• [PROBLEM DETAILS] Copy every entry word for word. Skip the pictures.

• [DATASET RECORDS]
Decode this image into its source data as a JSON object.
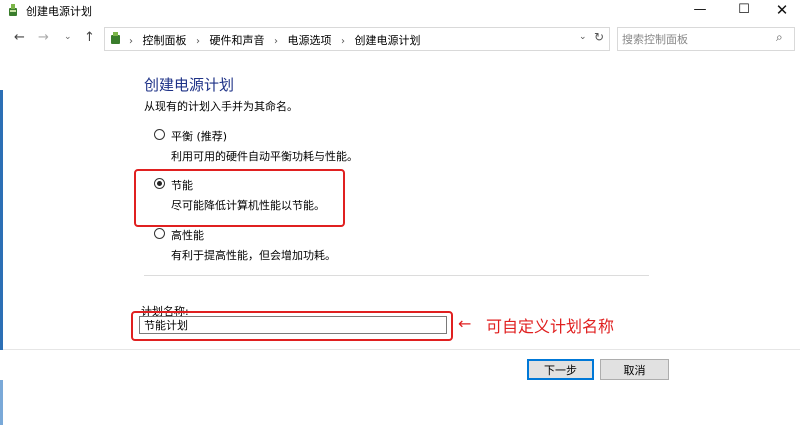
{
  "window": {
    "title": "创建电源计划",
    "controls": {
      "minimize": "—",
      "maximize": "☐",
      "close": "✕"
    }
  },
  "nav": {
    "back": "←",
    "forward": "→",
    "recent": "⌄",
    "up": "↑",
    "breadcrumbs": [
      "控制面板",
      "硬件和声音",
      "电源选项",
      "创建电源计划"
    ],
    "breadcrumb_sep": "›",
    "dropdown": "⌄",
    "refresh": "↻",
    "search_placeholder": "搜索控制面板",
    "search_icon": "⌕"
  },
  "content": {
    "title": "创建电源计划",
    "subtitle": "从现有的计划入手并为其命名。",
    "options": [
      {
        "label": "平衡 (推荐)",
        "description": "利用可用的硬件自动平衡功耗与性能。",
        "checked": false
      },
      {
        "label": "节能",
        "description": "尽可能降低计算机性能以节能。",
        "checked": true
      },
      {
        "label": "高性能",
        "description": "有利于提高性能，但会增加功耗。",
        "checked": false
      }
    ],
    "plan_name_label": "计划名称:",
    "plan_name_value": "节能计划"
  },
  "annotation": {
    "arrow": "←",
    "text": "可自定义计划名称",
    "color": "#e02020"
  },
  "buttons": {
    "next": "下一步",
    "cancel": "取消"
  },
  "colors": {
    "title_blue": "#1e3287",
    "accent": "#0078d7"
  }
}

• [THE SOLUTION]
Decode this image into its source data as a JSON object.
{
  "window": {
    "title": "创建电源计划",
    "controls": {
      "minimize": "—",
      "maximize": "☐",
      "close": "✕"
    }
  },
  "nav": {
    "back": "←",
    "forward": "→",
    "recent": "⌄",
    "up": "↑",
    "breadcrumbs": [
      "控制面板",
      "硬件和声音",
      "电源选项",
      "创建电源计划"
    ],
    "breadcrumb_sep": "›",
    "dropdown": "⌄",
    "refresh": "↻",
    "search_placeholder": "搜索控制面板",
    "search_icon": "⌕"
  },
  "content": {
    "title": "创建电源计划",
    "subtitle": "从现有的计划入手并为其命名。",
    "options": [
      {
        "label": "平衡 (推荐)",
        "description": "利用可用的硬件自动平衡功耗与性能。",
        "checked": false
      },
      {
        "label": "节能",
        "description": "尽可能降低计算机性能以节能。",
        "checked": true
      },
      {
        "label": "高性能",
        "description": "有利于提高性能，但会增加功耗。",
        "checked": false
      }
    ],
    "plan_name_label": "计划名称:",
    "plan_name_value": "节能计划"
  },
  "annotation": {
    "arrow": "←",
    "text": "可自定义计划名称",
    "color": "#e02020"
  },
  "buttons": {
    "next": "下一步",
    "cancel": "取消"
  },
  "colors": {
    "title_blue": "#1e3287",
    "accent": "#0078d7"
  }
}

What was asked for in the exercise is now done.